Copy out the items word for word, starting at the line containing "price-label-text: 4,602.275: [880, 402, 922, 413]" and continuing down through the line containing "candle-body: [478, 261, 482, 263]", both included.

[Records from a data collection]

— Start —

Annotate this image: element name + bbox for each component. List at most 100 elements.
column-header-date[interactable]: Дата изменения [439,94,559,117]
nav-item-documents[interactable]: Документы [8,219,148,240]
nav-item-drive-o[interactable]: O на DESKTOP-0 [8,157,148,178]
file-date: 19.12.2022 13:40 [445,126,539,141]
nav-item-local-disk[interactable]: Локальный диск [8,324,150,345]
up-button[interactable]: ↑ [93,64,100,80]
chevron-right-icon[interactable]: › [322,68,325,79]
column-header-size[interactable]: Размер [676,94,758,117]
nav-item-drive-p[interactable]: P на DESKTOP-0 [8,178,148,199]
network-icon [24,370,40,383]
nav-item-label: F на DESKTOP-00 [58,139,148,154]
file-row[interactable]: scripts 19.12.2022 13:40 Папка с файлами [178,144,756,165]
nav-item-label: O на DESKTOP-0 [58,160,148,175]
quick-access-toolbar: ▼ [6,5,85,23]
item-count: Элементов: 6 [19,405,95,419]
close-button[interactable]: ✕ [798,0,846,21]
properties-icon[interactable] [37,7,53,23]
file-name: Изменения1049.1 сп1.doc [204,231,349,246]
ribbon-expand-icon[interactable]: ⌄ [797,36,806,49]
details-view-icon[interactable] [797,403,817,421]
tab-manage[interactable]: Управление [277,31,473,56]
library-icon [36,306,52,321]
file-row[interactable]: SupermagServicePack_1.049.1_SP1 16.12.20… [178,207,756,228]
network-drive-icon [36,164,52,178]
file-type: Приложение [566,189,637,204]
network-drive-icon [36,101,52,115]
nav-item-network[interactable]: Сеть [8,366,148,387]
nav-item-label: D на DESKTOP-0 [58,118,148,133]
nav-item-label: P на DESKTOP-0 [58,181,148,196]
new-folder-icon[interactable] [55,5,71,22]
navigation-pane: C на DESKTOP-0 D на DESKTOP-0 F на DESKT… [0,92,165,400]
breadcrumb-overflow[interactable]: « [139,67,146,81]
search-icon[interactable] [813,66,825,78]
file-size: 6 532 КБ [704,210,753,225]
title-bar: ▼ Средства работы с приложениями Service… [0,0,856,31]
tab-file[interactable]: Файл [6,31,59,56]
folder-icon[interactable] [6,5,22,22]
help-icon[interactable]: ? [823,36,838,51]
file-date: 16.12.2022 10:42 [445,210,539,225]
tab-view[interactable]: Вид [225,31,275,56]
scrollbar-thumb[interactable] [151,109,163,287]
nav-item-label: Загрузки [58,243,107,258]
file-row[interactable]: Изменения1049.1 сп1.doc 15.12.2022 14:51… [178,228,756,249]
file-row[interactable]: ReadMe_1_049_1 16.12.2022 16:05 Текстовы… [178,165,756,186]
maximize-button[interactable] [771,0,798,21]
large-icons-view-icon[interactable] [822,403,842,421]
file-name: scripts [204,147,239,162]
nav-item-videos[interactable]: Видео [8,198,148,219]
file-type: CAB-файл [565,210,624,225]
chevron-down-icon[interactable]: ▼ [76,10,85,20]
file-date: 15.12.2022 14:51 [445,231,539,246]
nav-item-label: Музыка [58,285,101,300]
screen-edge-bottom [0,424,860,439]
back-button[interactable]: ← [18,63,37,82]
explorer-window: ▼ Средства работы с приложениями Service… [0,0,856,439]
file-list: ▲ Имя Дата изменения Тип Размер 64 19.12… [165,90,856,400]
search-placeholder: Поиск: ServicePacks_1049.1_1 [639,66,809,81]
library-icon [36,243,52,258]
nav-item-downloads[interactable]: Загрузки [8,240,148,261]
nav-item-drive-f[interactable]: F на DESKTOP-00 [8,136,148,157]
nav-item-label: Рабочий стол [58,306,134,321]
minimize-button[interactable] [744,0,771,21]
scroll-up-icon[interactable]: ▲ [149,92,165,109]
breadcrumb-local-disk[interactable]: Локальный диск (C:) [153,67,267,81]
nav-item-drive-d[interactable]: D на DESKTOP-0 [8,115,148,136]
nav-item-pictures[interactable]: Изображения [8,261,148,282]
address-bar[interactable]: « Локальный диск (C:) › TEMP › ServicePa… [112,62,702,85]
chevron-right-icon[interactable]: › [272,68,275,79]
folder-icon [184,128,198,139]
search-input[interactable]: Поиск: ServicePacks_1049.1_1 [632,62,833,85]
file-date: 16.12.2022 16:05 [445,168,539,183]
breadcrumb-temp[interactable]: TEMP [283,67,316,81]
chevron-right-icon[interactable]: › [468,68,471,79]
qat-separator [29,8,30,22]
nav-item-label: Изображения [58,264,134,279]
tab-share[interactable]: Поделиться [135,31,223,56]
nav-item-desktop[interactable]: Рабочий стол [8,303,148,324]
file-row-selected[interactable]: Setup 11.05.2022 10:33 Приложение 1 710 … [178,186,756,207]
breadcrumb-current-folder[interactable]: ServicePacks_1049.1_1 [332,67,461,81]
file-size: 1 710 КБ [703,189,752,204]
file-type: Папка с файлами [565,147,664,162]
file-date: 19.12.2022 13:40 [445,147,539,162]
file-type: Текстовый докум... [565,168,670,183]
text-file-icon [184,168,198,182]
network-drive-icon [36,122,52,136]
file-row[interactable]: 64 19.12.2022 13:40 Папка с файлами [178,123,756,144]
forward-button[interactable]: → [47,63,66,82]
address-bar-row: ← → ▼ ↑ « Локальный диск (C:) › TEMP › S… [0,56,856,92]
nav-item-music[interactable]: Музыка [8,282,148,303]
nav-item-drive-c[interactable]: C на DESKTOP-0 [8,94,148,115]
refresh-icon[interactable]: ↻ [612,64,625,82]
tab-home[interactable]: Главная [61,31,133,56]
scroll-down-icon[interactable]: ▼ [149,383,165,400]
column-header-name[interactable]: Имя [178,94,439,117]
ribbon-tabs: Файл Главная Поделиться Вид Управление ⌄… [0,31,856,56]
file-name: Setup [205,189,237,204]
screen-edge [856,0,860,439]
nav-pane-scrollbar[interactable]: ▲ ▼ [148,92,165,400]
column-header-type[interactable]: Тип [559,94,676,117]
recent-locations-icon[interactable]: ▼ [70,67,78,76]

— End —
— Start —

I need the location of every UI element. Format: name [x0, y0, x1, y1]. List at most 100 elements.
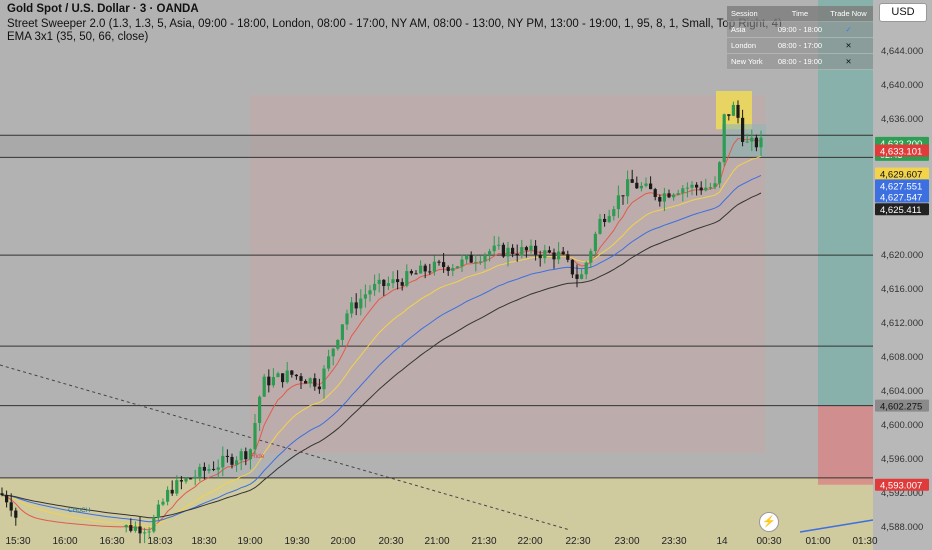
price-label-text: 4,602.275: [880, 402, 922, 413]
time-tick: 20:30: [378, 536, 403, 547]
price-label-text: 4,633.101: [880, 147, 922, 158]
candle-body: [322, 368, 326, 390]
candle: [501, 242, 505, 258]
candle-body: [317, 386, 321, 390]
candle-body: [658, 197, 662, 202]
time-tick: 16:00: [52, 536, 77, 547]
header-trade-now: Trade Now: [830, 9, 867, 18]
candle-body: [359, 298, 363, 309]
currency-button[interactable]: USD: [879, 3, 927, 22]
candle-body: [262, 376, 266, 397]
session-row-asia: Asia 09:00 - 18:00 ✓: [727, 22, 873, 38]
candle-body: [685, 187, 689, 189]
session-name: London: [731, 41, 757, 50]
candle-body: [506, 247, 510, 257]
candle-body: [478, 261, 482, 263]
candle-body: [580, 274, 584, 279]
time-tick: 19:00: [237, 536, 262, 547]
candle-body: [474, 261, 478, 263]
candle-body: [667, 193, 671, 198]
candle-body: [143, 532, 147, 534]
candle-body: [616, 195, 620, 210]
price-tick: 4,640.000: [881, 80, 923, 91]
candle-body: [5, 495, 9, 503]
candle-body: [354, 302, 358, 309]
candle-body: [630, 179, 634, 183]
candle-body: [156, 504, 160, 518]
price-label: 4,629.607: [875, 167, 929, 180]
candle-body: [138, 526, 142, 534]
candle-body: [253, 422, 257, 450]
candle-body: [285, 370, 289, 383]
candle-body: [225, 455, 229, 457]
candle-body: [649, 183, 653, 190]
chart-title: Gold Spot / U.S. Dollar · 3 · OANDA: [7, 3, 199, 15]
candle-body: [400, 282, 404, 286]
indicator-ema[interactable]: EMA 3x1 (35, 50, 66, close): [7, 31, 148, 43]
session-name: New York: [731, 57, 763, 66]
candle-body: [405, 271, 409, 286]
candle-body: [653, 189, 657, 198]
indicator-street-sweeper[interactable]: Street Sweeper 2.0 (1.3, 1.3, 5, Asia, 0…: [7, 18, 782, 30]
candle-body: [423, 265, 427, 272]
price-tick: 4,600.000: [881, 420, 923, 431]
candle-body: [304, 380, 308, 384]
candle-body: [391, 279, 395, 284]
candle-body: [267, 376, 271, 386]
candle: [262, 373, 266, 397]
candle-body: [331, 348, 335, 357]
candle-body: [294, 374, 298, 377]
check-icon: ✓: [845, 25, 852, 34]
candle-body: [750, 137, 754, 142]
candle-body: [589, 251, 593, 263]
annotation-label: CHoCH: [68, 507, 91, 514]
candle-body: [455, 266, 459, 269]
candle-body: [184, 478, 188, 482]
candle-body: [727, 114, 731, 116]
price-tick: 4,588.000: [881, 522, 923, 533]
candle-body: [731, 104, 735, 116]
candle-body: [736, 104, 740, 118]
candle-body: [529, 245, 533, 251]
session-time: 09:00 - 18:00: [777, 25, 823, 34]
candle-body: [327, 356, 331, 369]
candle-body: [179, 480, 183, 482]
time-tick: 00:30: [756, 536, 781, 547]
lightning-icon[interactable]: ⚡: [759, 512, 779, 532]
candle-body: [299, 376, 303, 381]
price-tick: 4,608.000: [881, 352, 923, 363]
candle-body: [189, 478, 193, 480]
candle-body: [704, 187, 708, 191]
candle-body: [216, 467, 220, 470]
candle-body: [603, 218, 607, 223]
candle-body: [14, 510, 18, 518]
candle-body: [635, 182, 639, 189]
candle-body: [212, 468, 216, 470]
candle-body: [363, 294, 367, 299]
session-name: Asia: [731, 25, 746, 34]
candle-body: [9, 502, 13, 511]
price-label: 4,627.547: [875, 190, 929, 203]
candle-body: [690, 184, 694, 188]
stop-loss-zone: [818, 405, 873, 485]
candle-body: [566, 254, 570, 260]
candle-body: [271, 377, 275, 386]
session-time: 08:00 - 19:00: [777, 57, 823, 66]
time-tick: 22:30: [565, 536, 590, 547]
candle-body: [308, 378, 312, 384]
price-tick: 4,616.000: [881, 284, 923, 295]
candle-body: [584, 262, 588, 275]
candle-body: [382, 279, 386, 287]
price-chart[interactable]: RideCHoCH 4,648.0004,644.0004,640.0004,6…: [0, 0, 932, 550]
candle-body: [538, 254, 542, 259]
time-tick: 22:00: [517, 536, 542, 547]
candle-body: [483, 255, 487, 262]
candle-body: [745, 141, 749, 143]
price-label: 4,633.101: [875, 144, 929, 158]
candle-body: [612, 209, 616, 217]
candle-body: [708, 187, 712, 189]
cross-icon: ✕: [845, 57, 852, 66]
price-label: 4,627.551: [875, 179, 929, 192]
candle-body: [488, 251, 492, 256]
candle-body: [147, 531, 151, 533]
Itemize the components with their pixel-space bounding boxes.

— End —

## Correct answer:
price-label-text: 4,602.275: [880, 402, 922, 413]
time-tick: 20:30: [378, 536, 403, 547]
price-label-text: 4,633.101: [880, 147, 922, 158]
candle-body: [322, 368, 326, 390]
candle: [501, 242, 505, 258]
candle-body: [317, 386, 321, 390]
candle-body: [658, 197, 662, 202]
time-tick: 16:00: [52, 536, 77, 547]
header-trade-now: Trade Now: [830, 9, 867, 18]
candle-body: [359, 298, 363, 309]
currency-button[interactable]: USD: [879, 3, 927, 22]
candle-body: [262, 376, 266, 397]
session-row-asia: Asia 09:00 - 18:00 ✓: [727, 22, 873, 38]
candle-body: [685, 187, 689, 189]
session-name: London: [731, 41, 757, 50]
candle-body: [506, 247, 510, 257]
candle-body: [478, 261, 482, 263]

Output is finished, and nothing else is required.